Please collect every line of the records that holds the string "完成情况".

==== Data rows ====

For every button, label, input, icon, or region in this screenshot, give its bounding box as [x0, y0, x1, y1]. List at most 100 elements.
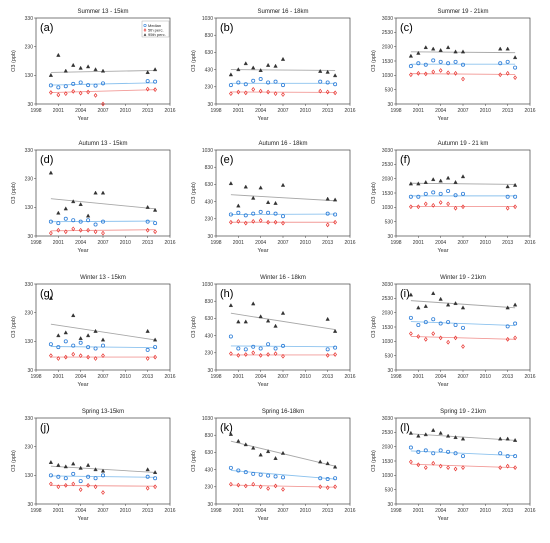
point-median: [78, 80, 83, 85]
point-p95: [431, 427, 436, 432]
point-median: [243, 470, 248, 475]
point-median: [461, 62, 466, 67]
x-tick-label: 2001: [233, 108, 244, 114]
point-median: [48, 342, 53, 347]
legend-box: [141, 20, 170, 38]
y-tick-label: 230: [25, 444, 34, 450]
point-median: [243, 347, 248, 352]
point-p95: [505, 305, 510, 310]
legend-marker: [143, 33, 147, 36]
trend-line-p95: [410, 300, 516, 309]
point-median: [333, 345, 338, 350]
point-median: [71, 81, 76, 86]
point-p95: [71, 313, 76, 318]
point-median: [266, 80, 271, 85]
point-p95: [236, 438, 241, 443]
point-median: [281, 83, 286, 88]
point-p5: [101, 101, 105, 107]
y-tick-label: 830: [205, 433, 214, 439]
point-p5: [71, 351, 76, 357]
x-tick-label: 2013: [502, 508, 513, 514]
point-median: [258, 346, 263, 351]
x-tick-label: 2010: [300, 240, 311, 246]
point-p95: [152, 337, 158, 342]
chart-svg: Autumn 19 - 21 km 30 530 1030 1530 2030 2530 30…: [371, 141, 536, 254]
point-p5: [416, 462, 421, 468]
point-p95: [63, 330, 68, 335]
point-median: [281, 475, 286, 480]
panel-label: (b): [220, 22, 233, 34]
point-p95: [280, 450, 286, 455]
x-tick-label: 2013: [142, 374, 153, 380]
chart-panel: Autumn 19 - 21 km 30 530 1030 1530 2030 2530 30…: [368, 136, 540, 268]
point-p5: [71, 481, 76, 487]
point-median: [56, 474, 61, 479]
point-p5: [236, 353, 241, 358]
x-tick-label: 2001: [233, 240, 244, 246]
point-median: [273, 346, 278, 351]
point-median: [78, 219, 83, 224]
x-tick-label: 2010: [120, 108, 131, 114]
x-tick-label: 2007: [97, 108, 108, 114]
y-tick-label: 430: [205, 467, 214, 473]
point-p5: [71, 89, 76, 94]
y-tick-label: 1530: [382, 325, 393, 331]
point-p95: [56, 333, 61, 338]
chart-svg: Autumn 16 - 18km 30 230 430 630 830 1030 1998 20…: [191, 141, 356, 254]
point-p5: [505, 463, 510, 469]
plot-frame: [395, 417, 531, 505]
point-median: [281, 343, 286, 348]
x-tick-label: 2004: [435, 508, 446, 514]
point-p95: [100, 68, 106, 73]
point-p5: [86, 354, 90, 360]
y-axis-label: O3 (ppb): [191, 50, 197, 72]
x-tick-label: 2007: [97, 374, 108, 380]
trend-line-p95: [230, 194, 336, 202]
x-tick-label: 2001: [413, 240, 424, 246]
point-p5: [409, 459, 413, 465]
trend-line-p5: [50, 484, 156, 487]
panel-label: (h): [220, 288, 233, 300]
point-median: [258, 209, 263, 214]
x-tick-label: 1998: [390, 508, 401, 514]
point-p5: [461, 465, 465, 470]
point-median: [71, 218, 76, 223]
x-tick-label: 2004: [255, 508, 266, 514]
chart-panel: Spring 16-18km 30 230 430 630 830 1030 1998 2001…: [188, 404, 360, 536]
point-median: [453, 193, 458, 198]
point-median: [228, 212, 233, 217]
y-axis-label: O3 (ppb): [191, 182, 197, 204]
point-p95: [408, 181, 414, 186]
y-tick-label: 3030: [382, 416, 393, 422]
trend-line-p5: [410, 336, 516, 340]
point-p5: [153, 484, 157, 490]
x-tick-label: 2004: [255, 108, 266, 114]
point-p95: [100, 337, 106, 342]
y-axis-label: O3 (ppb): [191, 450, 197, 472]
x-tick-label: 2016: [524, 240, 535, 246]
point-median: [438, 448, 443, 453]
point-p95: [85, 213, 91, 218]
point-median: [63, 216, 68, 221]
x-axis-label: Year: [77, 116, 88, 122]
point-median: [93, 476, 98, 481]
y-tick-label: 30: [27, 102, 33, 108]
point-median: [251, 211, 256, 216]
point-p95: [445, 433, 451, 438]
point-median: [71, 471, 76, 476]
point-median: [236, 346, 241, 351]
point-p95: [56, 210, 61, 215]
x-tick-label: 2007: [97, 240, 108, 246]
x-tick-label: 2016: [524, 374, 535, 380]
point-p5: [258, 353, 263, 358]
point-p5: [56, 484, 61, 490]
y-axis-label: O3 (ppb): [371, 50, 377, 72]
y-tick-label: 230: [25, 176, 34, 182]
x-axis-label: Year: [437, 248, 448, 254]
point-p5: [461, 204, 465, 210]
point-p5: [281, 92, 285, 97]
point-p95: [445, 302, 451, 307]
point-p95: [145, 70, 150, 74]
point-p95: [236, 319, 241, 324]
point-median: [446, 61, 451, 66]
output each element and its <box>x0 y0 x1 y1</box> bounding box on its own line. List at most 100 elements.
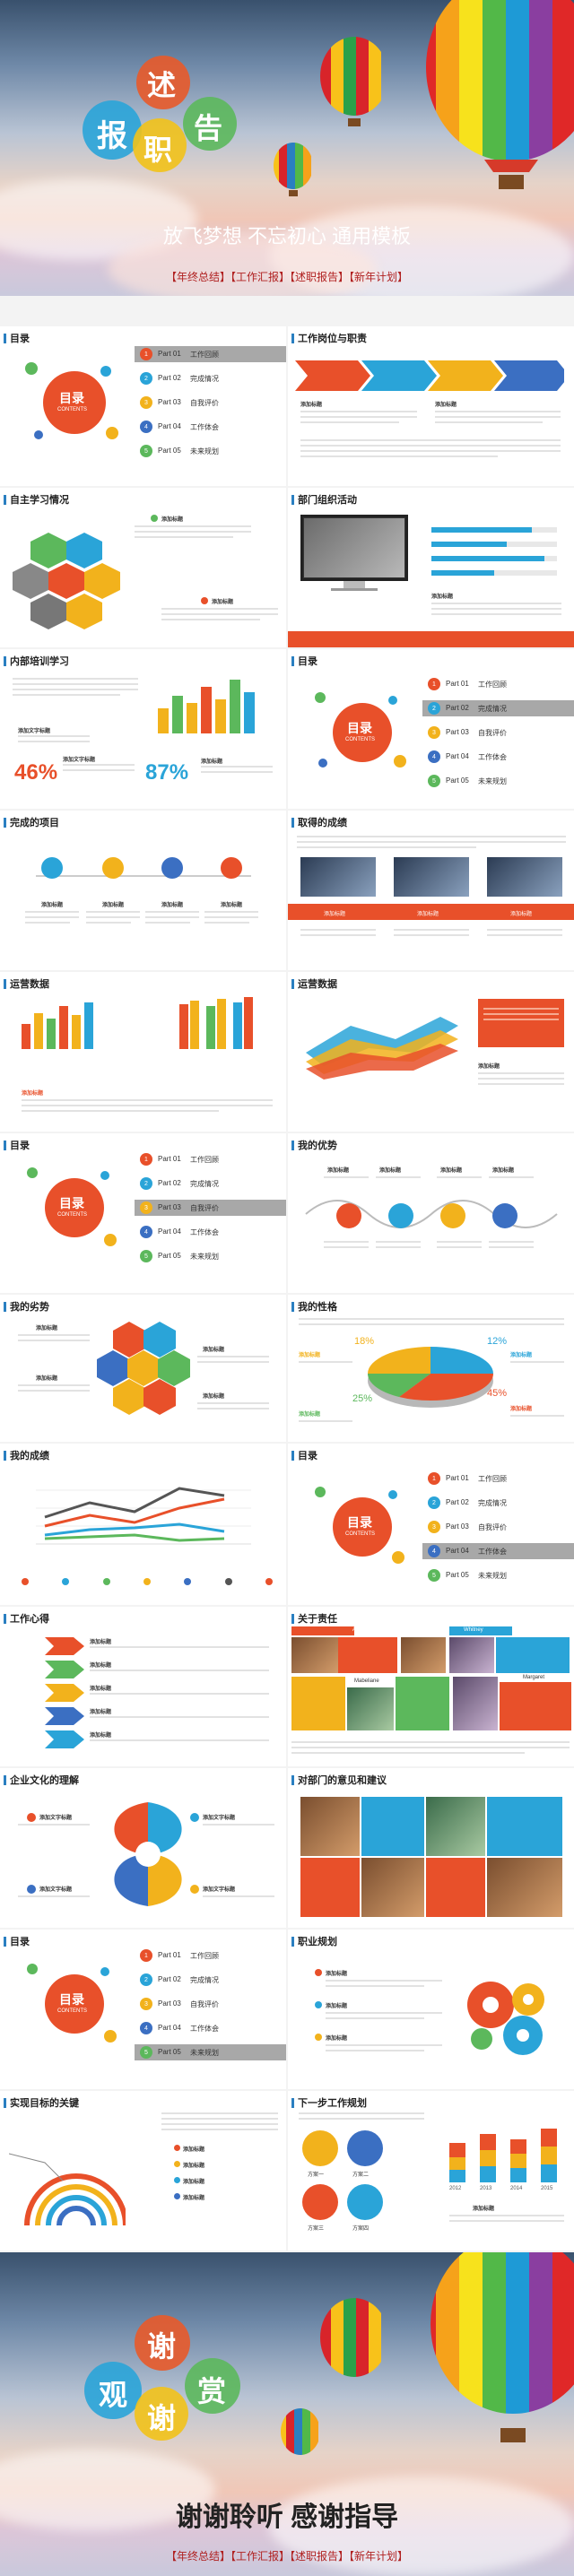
cover-char-2: 述 <box>147 69 177 101</box>
toc-circle-sub: CONTENTS <box>57 407 87 412</box>
chevron-arrows <box>295 360 564 391</box>
slide-ops-data-2: 运营数据 添加标题 <box>288 972 574 1132</box>
achv-label-1: 添加标题 <box>324 912 346 917</box>
toc-topic: 自我评价 <box>478 1523 507 1531</box>
toc-part: Part 04 <box>446 1547 469 1555</box>
slide-duty: 工作岗位与职责 添加标题 添加标题 <box>288 326 574 486</box>
project-label-1: 添加标题 <box>41 903 64 908</box>
line-chart <box>36 1487 251 1545</box>
adv-label-4: 添加标题 <box>492 1168 515 1174</box>
slide-title: 工作岗位与职责 <box>291 331 367 345</box>
laptop-photo-2 <box>394 857 469 897</box>
ops-label: 添加标题 <box>22 1091 44 1097</box>
weak-label-4: 添加标题 <box>203 1394 225 1400</box>
toc-number: 1 <box>140 1949 152 1962</box>
slide-ops-data-1: 运营数据 添加标题 <box>0 972 286 1132</box>
slide-toc-3: 目录 目录 CONTENTS 1 Part 01 工作回顾 2 Part 02 完成情况 3… <box>0 1133 286 1293</box>
toc-number: 4 <box>140 421 152 433</box>
toc-number: 3 <box>140 1998 152 2010</box>
toc-topic: 工作体会 <box>190 1228 219 1236</box>
goal-label-4: 添加标题 <box>183 2196 205 2201</box>
ending-title: 谢谢聆听 感谢指导 <box>175 2502 399 2532</box>
laptop-photo-1 <box>300 857 376 897</box>
stat-46: 46% <box>14 760 58 785</box>
goal-label-2: 添加标题 <box>183 2164 205 2169</box>
slide-title: 目录 <box>291 1448 317 1462</box>
achv-label-3: 添加标题 <box>510 912 533 917</box>
next-plan-label: 添加标题 <box>473 2207 495 2212</box>
slide-toc-2: 目录 目录 CONTENTS 1 Part 01 工作回顾 2 Part 02 完成情况 3… <box>288 649 574 809</box>
slide-title: 我的劣势 <box>4 1299 49 1314</box>
toc-number: 1 <box>428 1472 440 1485</box>
toc-item: 5 Part 05 未来规划 <box>413 773 574 787</box>
toc-number: 3 <box>140 1201 152 1214</box>
toc-topic: 工作体会 <box>478 1548 507 1556</box>
career-label-3: 添加标题 <box>326 2036 348 2042</box>
slide-title: 内部培训学习 <box>4 654 69 668</box>
toc-part: Part 02 <box>158 374 181 382</box>
legend <box>22 1578 273 1587</box>
slide-toc-4: 目录 目录 CONTENTS 1 Part 01 工作回顾 2 Part 02 完成情况 3… <box>288 1444 574 1605</box>
toc-number: 2 <box>140 1973 152 1986</box>
slide-title: 目录 <box>4 331 30 345</box>
toc-list: 1 Part 01 工作回顾 2 Part 02 完成情况 3 Part 03 自我评价 4 Par… <box>413 1470 574 1605</box>
pct-45: 45% <box>487 1388 508 1399</box>
name-amanda: Amanda <box>352 1627 373 1633</box>
toc-topic: 未来规划 <box>478 777 507 785</box>
duty-label-1: 添加标题 <box>300 403 323 408</box>
toc-topic: 未来规划 <box>190 447 219 455</box>
3d-bar-chart <box>158 680 255 733</box>
toc-part: Part 01 <box>158 1951 181 1959</box>
hexagon-flower <box>97 1322 190 1415</box>
toc-part: Part 05 <box>158 447 181 455</box>
name-whitney: Whitney <box>464 1627 483 1633</box>
slide-internal-training: 内部培训学习 添加文字标题 添加文字标题 添加标题 46% 87% <box>0 649 286 809</box>
toc-item: 5 Part 05 未来规划 <box>413 1567 574 1582</box>
activity-label: 添加标题 <box>431 594 454 600</box>
toc-circle-sub: CONTENTS <box>57 1212 87 1218</box>
toc-part: Part 02 <box>158 1179 181 1187</box>
toc-part: Part 03 <box>446 1522 469 1531</box>
year-2015: 2015 <box>541 2186 553 2191</box>
toc-number: 5 <box>140 1250 152 1262</box>
cover-slide: 述 报 职 告 放飞梦想 不忘初心 通用模板 【年终总结】【工作汇报】【述职报告… <box>0 0 574 296</box>
toc-number: 1 <box>140 348 152 360</box>
exp-label-5: 添加标题 <box>90 1733 112 1739</box>
pers-label-4: 添加标题 <box>510 1407 533 1412</box>
toc-number: 2 <box>428 1496 440 1509</box>
slide-title: 目录 <box>291 654 317 668</box>
toc-list: 1 Part 01 工作回顾 2 Part 02 完成情况 3 Part 03 自我评价 4 Par… <box>126 1947 286 2082</box>
ending-slide: 谢 观 谢 赏 谢谢聆听 感谢指导 【年终总结】【工作汇报】【述职报告】【新年计… <box>0 2252 574 2576</box>
goal-label-1: 添加标题 <box>183 2147 205 2153</box>
toc-item: 1 Part 01 工作回顾 <box>126 1151 286 1166</box>
toc-number: 2 <box>140 372 152 385</box>
training-label-3: 添加标题 <box>201 759 223 765</box>
toc-highlight <box>135 346 286 362</box>
year-2012: 2012 <box>449 2186 462 2191</box>
exp-label-4: 添加标题 <box>90 1710 112 1715</box>
toc-part: Part 05 <box>158 1252 181 1260</box>
toc-topic: 未来规划 <box>478 1572 507 1580</box>
toc-circle-label: 目录 <box>59 1196 84 1210</box>
toc-topic: 工作回顾 <box>190 1952 219 1960</box>
project-label-2: 添加标题 <box>102 903 125 908</box>
slide-title: 下一步工作规划 <box>291 2095 367 2110</box>
slide-title: 取得的成绩 <box>291 815 347 829</box>
slide-projects: 完成的项目 添加标题 添加标题 添加标题 添加标题 <box>0 811 286 970</box>
toc-item: 3 Part 03 自我评价 <box>413 724 574 739</box>
cover-circle-green <box>183 97 237 151</box>
stacked-bar-chart <box>449 2129 557 2182</box>
cover-tags: 【年终总结】【工作汇报】【述职报告】【新年计划】 <box>165 271 408 283</box>
toc-topic: 完成情况 <box>478 705 507 713</box>
culture-label-3: 添加文字标题 <box>39 1887 73 1893</box>
toc-number: 5 <box>428 775 440 787</box>
toc-circle-sub: CONTENTS <box>345 737 375 742</box>
slide-title: 职业规划 <box>291 1934 337 1948</box>
plan-option-4: 方案四 <box>352 2226 370 2232</box>
toc-topic: 完成情况 <box>190 1976 219 1984</box>
exp-label-2: 添加标题 <box>90 1663 112 1669</box>
toc-item: 3 Part 03 自我评价 <box>126 1200 286 1216</box>
adv-label-1: 添加标题 <box>327 1168 350 1174</box>
toc-part: Part 01 <box>446 680 469 688</box>
toc-number: 4 <box>140 2022 152 2034</box>
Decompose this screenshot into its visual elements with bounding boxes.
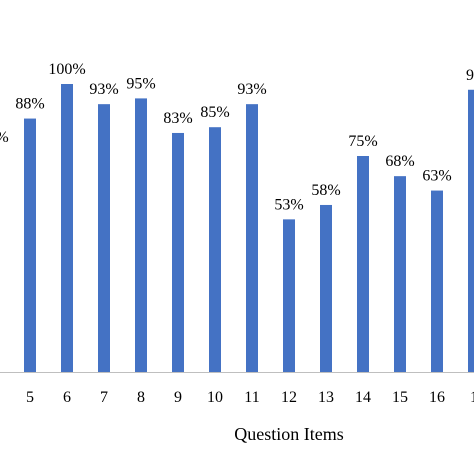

====

Full solution
slide-toc-3: 目录 目录 CONTENTS 1 Part 01 工作回顾 2 Part 02 完成情况 3… <box>0 1133 286 1293</box>
slide-toc-2: 目录 目录 CONTENTS 1 Part 01 工作回顾 2 Part 02 完成情况 3… <box>288 649 574 809</box>
slide-toc-4: 目录 目录 CONTENTS 1 Part 01 工作回顾 2 Part 02 完成情况 3… <box>288 1444 574 1605</box>
toc-list: 1 Part 01 工作回顾 2 Part 02 完成情况 3 Part 03 自我评价 4 Par… <box>413 1470 574 1605</box>
toc-list: 1 Part 01 工作回顾 2 Part 02 完成情况 3 Part 03 自我评价 4 Par… <box>126 1947 286 2082</box>
toc-topic: 完成情况 <box>478 705 507 713</box>
toc-topic: 完成情况 <box>190 1976 219 1984</box>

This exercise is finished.